**WORK TO DO**
Repeat the records verbatim and leave the pictures out of your copy.
+---+
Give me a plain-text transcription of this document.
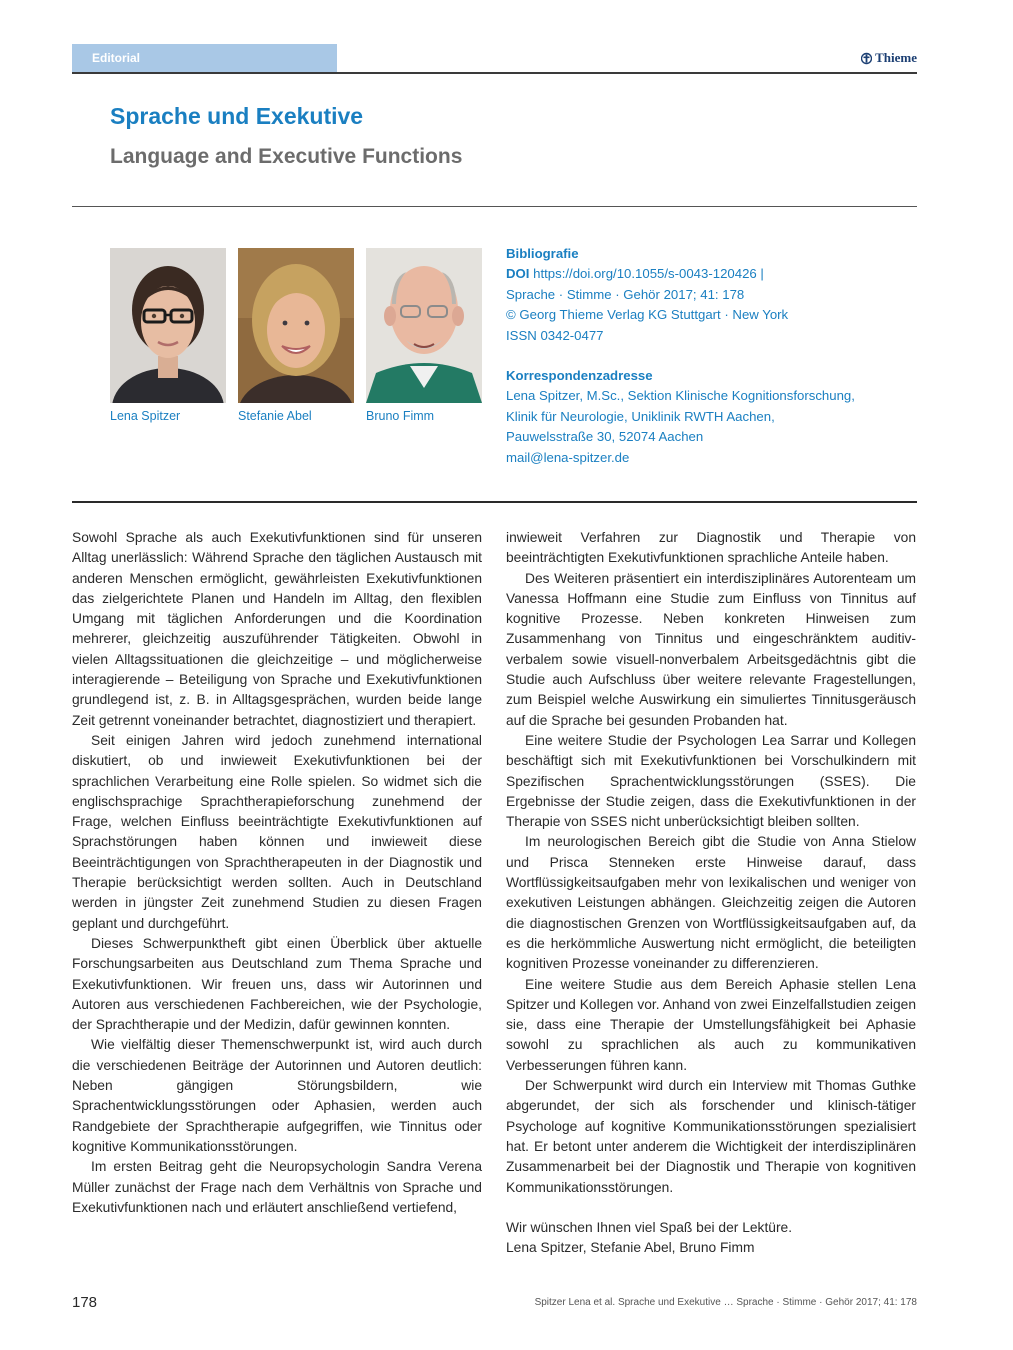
Editorial	Thieme
Sprache und Exekutive
Language and Executive Functions
Lena Spitzer	Stefanie Abel	Bruno Fimm
Bibliografie
DOI https://doi.org/10.1055/s-0043-120426 |
Sprache · Stimme · Gehör 2017; 41: 178
© Georg Thieme Verlag KG Stuttgart · New York
ISSN 0342-0477
Korrespondenzadresse
Lena Spitzer, M.Sc., Sektion Klinische Kognitionsforschung,
Klinik für Neurologie, Uniklinik RWTH Aachen,
Pauwelsstraße 30, 52074 Aachen
mail@lena-spitzer.de

Sowohl Sprache als auch Exekutivfunktionen sind für unseren Alltag unerlässlich: Während Sprache den täglichen Austausch mit anderen Menschen ermöglicht, gewährleisten Exekutivfunktionen das zielgerichtete Planen und Handeln im Alltag, den flexiblen Umgang mit täglichen Anforderungen und die Koordination mehrerer, gleichzeitig auszuführender Tätigkeiten. Obwohl in vielen Alltagssituationen die gleichzeitige – und möglicherweise interagierende – Beteiligung von Sprache und Exekutivfunktionen grundlegend ist, z. B. in Alltagsgesprächen, wurden beide lange Zeit getrennt voneinander betrachtet, diagnostiziert und therapiert.

Seit einigen Jahren wird jedoch zunehmend international diskutiert, ob und inwieweit Exekutivfunktionen bei der sprachlichen Verarbeitung eine Rolle spielen. So widmet sich die englischsprachige Sprachtherapieforschung zunehmend der Frage, welchen Einfluss beeinträchtigte Exekutivfunktionen auf Sprachstörungen haben können und inwieweit diese Beeinträchtigungen von Sprachtherapeuten in der Diagnostik und Therapie berücksichtigt werden sollten. Auch in Deutschland werden in jüngster Zeit zunehmend Studien zu diesen Fragen geplant und durchgeführt.

Dieses Schwerpunktheft gibt einen Überblick über aktuelle Forschungsarbeiten aus Deutschland zum Thema Sprache und Exekutivfunktionen. Wir freuen uns, dass wir Autorinnen und Autoren aus verschiedenen Fachbereichen, wie der Psychologie, der Sprachtherapie und der Medizin, dafür gewinnen konnten.

Wie vielfältig dieser Themenschwerpunkt ist, wird auch durch die verschiedenen Beiträge der Autorinnen und Autoren deutlich: Neben gängigen Störungsbildern, wie Sprachentwicklungsstörungen oder Aphasien, werden auch Randgebiete der Sprachtherapie aufgegriffen, wie Tinnitus oder kognitive Kommunikationsstörungen.

Im ersten Beitrag geht die Neuropsychologin Sandra Verena Müller zunächst der Frage nach dem Verhältnis von Sprache und Exekutivfunktionen nach und erläutert anschließend vertiefend,

inwieweit Verfahren zur Diagnostik und Therapie von beeinträchtigten Exekutivfunktionen sprachliche Anteile haben.

Des Weiteren präsentiert ein interdisziplinäres Autorenteam um Vanessa Hoffmann eine Studie zum Einfluss von Tinnitus auf kognitive Prozesse. Neben konkreten Hinweisen zum Zusammenhang von Tinnitus und eingeschränktem auditiv-verbalem sowie visuell-nonverbalem Arbeitsgedächtnis gibt die Studie auch Aufschluss über weitere relevante Fragestellungen, zum Beispiel welche Auswirkung ein simuliertes Tinnitusgeräusch auf die Sprache bei gesunden Probanden hat.

Eine weitere Studie der Psychologen Lea Sarrar und Kollegen beschäftigt sich mit Exekutivfunktionen bei Vorschulkindern mit Spezifischen Sprachentwicklungsstörungen (SSES). Die Ergebnisse der Studie zeigen, dass die Exekutivfunktionen in der Therapie von SSES nicht unberücksichtigt bleiben sollten.

Im neurologischen Bereich gibt die Studie von Anna Stielow und Prisca Stenneken erste Hinweise darauf, dass Wortflüssigkeitsaufgaben mehr von lexikalischen und weniger von exekutiven Leistungen abhängen. Gleichzeitig zeigen die Autoren die diagnostischen Grenzen von Wortflüssigkeitsaufgaben auf, da es die herkömmliche Auswertung nicht ermöglicht, die beteiligten kognitiven Prozesse voneinander zu differenzieren.

Eine weitere Studie aus dem Bereich Aphasie stellen Lena Spitzer und Kollegen vor. Anhand von zwei Einzelfallstudien zeigen sie, dass eine Therapie der Umstellungsfähigkeit bei Aphasie sowohl zu sprachlichen als auch zu kommunikativen Verbesserungen führen kann.

Der Schwerpunkt wird durch ein Interview mit Thomas Guthke abgerundet, der sich als forschender und klinisch-tätiger Psychologe auf kognitive Kommunikationsstörungen spezialisiert hat. Er betont unter anderem die Wichtigkeit der interdisziplinären Zusammenarbeit bei der Diagnostik und Therapie von kognitiven Kommunikationsstörungen.

Wir wünschen Ihnen viel Spaß bei der Lektüre.

Lena Spitzer, Stefanie Abel, Bruno Fimm

178	Spitzer Lena et al. Sprache und Exekutive … Sprache · Stimme · Gehör 2017; 41: 178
+---+
**SOLUTION BELOW**
Give me a plain-text transcription of this document.
Editorial	Thieme
Sprache und Exekutive
Language and Executive Functions
Lena Spitzer	Stefanie Abel	Bruno Fimm
Bibliografie
DOI https://doi.org/10.1055/s-0043-120426 |
Sprache · Stimme · Gehör 2017; 41: 178
© Georg Thieme Verlag KG Stuttgart · New York
ISSN 0342-0477
Korrespondenzadresse
Lena Spitzer, M.Sc., Sektion Klinische Kognitionsforschung,
Klinik für Neurologie, Uniklinik RWTH Aachen,
Pauwelsstraße 30, 52074 Aachen
mail@lena-spitzer.de

Sowohl Sprache als auch Exekutivfunktionen sind für unseren Alltag unerlässlich: Während Sprache den täglichen Austausch mit anderen Menschen ermöglicht, gewährleisten Exekutivfunktionen das zielgerichtete Planen und Handeln im Alltag, den flexiblen Umgang mit täglichen Anforderungen und die Koordination mehrerer, gleichzeitig auszuführender Tätigkeiten. Obwohl in vielen Alltagssituationen die gleichzeitige – und möglicherweise interagierende – Beteiligung von Sprache und Exekutivfunktionen grundlegend ist, z. B. in Alltagsgesprächen, wurden beide lange Zeit getrennt voneinander betrachtet, diagnostiziert und therapiert.

Seit einigen Jahren wird jedoch zunehmend international diskutiert, ob und inwieweit Exekutivfunktionen bei der sprachlichen Verarbeitung eine Rolle spielen. So widmet sich die englischsprachige Sprachtherapieforschung zunehmend der Frage, welchen Einfluss beeinträchtigte Exekutivfunktionen auf Sprachstörungen haben können und inwieweit diese Beeinträchtigungen von Sprachtherapeuten in der Diagnostik und Therapie berücksichtigt werden sollten. Auch in Deutschland werden in jüngster Zeit zunehmend Studien zu diesen Fragen geplant und durchgeführt.

Dieses Schwerpunktheft gibt einen Überblick über aktuelle Forschungsarbeiten aus Deutschland zum Thema Sprache und Exekutivfunktionen. Wir freuen uns, dass wir Autorinnen und Autoren aus verschiedenen Fachbereichen, wie der Psychologie, der Sprachtherapie und der Medizin, dafür gewinnen konnten.

Wie vielfältig dieser Themenschwerpunkt ist, wird auch durch die verschiedenen Beiträge der Autorinnen und Autoren deutlich: Neben gängigen Störungsbildern, wie Sprachentwicklungsstörungen oder Aphasien, werden auch Randgebiete der Sprachtherapie aufgegriffen, wie Tinnitus oder kognitive Kommunikationsstörungen.

Im ersten Beitrag geht die Neuropsychologin Sandra Verena Müller zunächst der Frage nach dem Verhältnis von Sprache und Exekutivfunktionen nach und erläutert anschließend vertiefend,

inwieweit Verfahren zur Diagnostik und Therapie von beeinträchtigten Exekutivfunktionen sprachliche Anteile haben.

Des Weiteren präsentiert ein interdisziplinäres Autorenteam um Vanessa Hoffmann eine Studie zum Einfluss von Tinnitus auf kognitive Prozesse. Neben konkreten Hinweisen zum Zusammenhang von Tinnitus und eingeschränktem auditiv-verbalem sowie visuell-nonverbalem Arbeitsgedächtnis gibt die Studie auch Aufschluss über weitere relevante Fragestellungen, zum Beispiel welche Auswirkung ein simuliertes Tinnitusgeräusch auf die Sprache bei gesunden Probanden hat.

Eine weitere Studie der Psychologen Lea Sarrar und Kollegen beschäftigt sich mit Exekutivfunktionen bei Vorschulkindern mit Spezifischen Sprachentwicklungsstörungen (SSES). Die Ergebnisse der Studie zeigen, dass die Exekutivfunktionen in der Therapie von SSES nicht unberücksichtigt bleiben sollten.

Im neurologischen Bereich gibt die Studie von Anna Stielow und Prisca Stenneken erste Hinweise darauf, dass Wortflüssigkeitsaufgaben mehr von lexikalischen und weniger von exekutiven Leistungen abhängen. Gleichzeitig zeigen die Autoren die diagnostischen Grenzen von Wortflüssigkeitsaufgaben auf, da es die herkömmliche Auswertung nicht ermöglicht, die beteiligten kognitiven Prozesse voneinander zu differenzieren.

Eine weitere Studie aus dem Bereich Aphasie stellen Lena Spitzer und Kollegen vor. Anhand von zwei Einzelfallstudien zeigen sie, dass eine Therapie der Umstellungsfähigkeit bei Aphasie sowohl zu sprachlichen als auch zu kommunikativen Verbesserungen führen kann.

Der Schwerpunkt wird durch ein Interview mit Thomas Guthke abgerundet, der sich als forschender und klinisch-tätiger Psychologe auf kognitive Kommunikationsstörungen spezialisiert hat. Er betont unter anderem die Wichtigkeit der interdisziplinären Zusammenarbeit bei der Diagnostik und Therapie von kognitiven Kommunikationsstörungen.

Wir wünschen Ihnen viel Spaß bei der Lektüre.

Lena Spitzer, Stefanie Abel, Bruno Fimm

178	Spitzer Lena et al. Sprache und Exekutive … Sprache · Stimme · Gehör 2017; 41: 178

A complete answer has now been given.